(A run of records)
## begin

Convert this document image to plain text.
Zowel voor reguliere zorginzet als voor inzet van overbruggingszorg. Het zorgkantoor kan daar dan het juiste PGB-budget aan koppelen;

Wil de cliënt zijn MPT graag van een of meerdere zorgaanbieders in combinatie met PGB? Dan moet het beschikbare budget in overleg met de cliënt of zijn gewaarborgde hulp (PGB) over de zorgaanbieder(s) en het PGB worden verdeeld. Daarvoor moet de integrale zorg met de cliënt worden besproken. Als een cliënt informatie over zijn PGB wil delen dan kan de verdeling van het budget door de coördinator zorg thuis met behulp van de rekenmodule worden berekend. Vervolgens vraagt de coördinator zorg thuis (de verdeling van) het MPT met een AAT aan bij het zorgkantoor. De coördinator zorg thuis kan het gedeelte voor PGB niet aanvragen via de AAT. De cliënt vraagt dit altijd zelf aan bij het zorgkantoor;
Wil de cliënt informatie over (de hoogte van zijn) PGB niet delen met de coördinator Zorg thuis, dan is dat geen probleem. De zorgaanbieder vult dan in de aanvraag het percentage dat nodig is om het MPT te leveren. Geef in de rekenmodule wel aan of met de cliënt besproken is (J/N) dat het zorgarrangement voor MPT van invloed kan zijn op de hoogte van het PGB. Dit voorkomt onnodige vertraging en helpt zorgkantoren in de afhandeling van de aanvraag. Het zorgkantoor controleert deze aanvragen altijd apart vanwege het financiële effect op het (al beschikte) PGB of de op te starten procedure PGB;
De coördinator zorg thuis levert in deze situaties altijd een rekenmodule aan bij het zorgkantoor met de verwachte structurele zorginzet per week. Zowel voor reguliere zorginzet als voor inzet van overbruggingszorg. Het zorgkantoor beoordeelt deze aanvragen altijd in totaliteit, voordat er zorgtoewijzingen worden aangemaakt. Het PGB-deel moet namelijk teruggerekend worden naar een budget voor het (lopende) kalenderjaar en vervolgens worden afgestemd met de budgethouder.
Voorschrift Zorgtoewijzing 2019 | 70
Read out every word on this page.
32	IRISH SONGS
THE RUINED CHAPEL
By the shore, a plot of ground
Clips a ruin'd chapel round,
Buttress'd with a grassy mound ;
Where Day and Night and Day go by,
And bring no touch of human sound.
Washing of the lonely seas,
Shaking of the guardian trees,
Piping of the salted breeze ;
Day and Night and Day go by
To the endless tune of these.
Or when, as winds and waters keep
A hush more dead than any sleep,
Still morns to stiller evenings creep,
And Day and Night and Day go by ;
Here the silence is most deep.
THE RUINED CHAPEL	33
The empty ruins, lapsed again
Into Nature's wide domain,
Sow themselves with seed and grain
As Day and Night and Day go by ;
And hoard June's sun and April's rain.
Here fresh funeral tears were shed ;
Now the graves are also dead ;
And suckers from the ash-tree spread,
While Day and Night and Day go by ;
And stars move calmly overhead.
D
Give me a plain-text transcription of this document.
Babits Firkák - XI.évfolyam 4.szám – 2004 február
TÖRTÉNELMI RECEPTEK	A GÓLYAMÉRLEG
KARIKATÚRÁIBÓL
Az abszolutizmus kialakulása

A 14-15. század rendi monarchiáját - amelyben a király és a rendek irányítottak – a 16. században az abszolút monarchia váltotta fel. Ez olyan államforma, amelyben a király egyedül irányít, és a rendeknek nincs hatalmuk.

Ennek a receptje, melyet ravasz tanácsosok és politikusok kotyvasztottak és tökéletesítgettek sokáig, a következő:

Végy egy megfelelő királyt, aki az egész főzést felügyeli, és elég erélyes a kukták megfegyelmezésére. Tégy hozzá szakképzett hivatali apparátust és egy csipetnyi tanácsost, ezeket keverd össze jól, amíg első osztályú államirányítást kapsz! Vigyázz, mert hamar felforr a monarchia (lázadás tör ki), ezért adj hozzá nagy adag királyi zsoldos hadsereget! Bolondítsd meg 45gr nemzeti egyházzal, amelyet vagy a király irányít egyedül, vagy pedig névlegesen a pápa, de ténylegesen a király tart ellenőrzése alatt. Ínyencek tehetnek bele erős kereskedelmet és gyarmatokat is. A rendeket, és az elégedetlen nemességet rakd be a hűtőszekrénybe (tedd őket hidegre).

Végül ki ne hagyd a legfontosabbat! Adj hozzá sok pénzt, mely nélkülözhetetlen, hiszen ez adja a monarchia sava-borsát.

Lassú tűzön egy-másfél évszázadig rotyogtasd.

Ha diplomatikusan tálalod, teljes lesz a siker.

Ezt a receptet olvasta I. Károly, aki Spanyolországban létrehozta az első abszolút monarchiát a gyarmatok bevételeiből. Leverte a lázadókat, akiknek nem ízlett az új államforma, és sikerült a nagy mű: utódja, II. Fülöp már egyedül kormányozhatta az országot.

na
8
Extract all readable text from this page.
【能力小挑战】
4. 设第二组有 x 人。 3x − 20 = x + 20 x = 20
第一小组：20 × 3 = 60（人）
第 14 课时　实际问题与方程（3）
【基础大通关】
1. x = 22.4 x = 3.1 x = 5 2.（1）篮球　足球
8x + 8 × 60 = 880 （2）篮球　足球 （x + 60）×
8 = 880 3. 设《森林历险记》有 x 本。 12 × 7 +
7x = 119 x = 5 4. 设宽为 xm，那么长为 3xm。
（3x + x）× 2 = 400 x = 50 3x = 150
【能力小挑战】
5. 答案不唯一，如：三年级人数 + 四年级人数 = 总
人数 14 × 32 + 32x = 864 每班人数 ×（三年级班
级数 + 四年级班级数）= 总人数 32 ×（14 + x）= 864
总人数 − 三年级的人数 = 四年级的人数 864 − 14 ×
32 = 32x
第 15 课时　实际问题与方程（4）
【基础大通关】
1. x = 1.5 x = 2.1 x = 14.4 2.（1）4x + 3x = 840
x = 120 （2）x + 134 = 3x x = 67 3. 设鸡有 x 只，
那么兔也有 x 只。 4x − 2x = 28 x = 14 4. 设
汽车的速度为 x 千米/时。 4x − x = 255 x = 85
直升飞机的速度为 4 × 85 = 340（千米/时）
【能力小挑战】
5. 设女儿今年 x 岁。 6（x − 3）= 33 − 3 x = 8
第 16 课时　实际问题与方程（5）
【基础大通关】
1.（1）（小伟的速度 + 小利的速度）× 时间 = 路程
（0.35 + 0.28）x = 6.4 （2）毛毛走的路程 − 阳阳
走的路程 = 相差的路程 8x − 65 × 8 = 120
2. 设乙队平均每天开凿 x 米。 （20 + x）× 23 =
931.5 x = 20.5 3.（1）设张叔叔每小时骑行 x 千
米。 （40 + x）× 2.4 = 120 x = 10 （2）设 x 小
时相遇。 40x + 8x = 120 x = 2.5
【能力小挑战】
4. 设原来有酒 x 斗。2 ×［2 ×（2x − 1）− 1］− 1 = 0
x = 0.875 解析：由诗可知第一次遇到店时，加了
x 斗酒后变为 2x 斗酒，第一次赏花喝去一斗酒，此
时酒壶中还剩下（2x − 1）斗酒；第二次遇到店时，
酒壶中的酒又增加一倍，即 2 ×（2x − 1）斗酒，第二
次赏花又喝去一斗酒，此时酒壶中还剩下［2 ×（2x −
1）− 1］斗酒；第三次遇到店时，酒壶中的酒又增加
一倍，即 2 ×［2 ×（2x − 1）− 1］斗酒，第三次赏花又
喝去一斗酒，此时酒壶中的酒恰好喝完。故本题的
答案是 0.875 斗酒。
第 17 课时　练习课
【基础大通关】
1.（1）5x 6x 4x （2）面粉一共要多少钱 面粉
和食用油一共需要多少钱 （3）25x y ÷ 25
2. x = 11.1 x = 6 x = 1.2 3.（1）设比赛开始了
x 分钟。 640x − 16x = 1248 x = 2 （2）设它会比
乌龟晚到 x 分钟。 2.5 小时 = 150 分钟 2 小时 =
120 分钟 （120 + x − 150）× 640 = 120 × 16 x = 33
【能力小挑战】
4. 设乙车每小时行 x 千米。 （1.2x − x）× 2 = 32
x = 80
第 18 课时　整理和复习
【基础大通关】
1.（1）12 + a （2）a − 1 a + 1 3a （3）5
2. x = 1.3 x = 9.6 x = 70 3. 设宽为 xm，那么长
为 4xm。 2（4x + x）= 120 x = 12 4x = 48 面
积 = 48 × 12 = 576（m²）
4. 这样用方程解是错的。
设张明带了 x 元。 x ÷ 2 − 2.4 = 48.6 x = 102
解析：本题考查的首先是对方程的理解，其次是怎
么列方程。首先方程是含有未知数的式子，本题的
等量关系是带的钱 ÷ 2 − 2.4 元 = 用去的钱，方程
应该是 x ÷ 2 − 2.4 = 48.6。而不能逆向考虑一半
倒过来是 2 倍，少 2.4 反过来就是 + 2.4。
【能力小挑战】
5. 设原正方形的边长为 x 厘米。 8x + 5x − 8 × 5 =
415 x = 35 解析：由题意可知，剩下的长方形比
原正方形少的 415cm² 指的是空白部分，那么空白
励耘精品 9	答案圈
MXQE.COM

## end

#### [Task statement]
Copy all lines from the material that hold "with".

#### [The solution]
Buttress'd with a grassy mound ;
Sow themselves with seed and grain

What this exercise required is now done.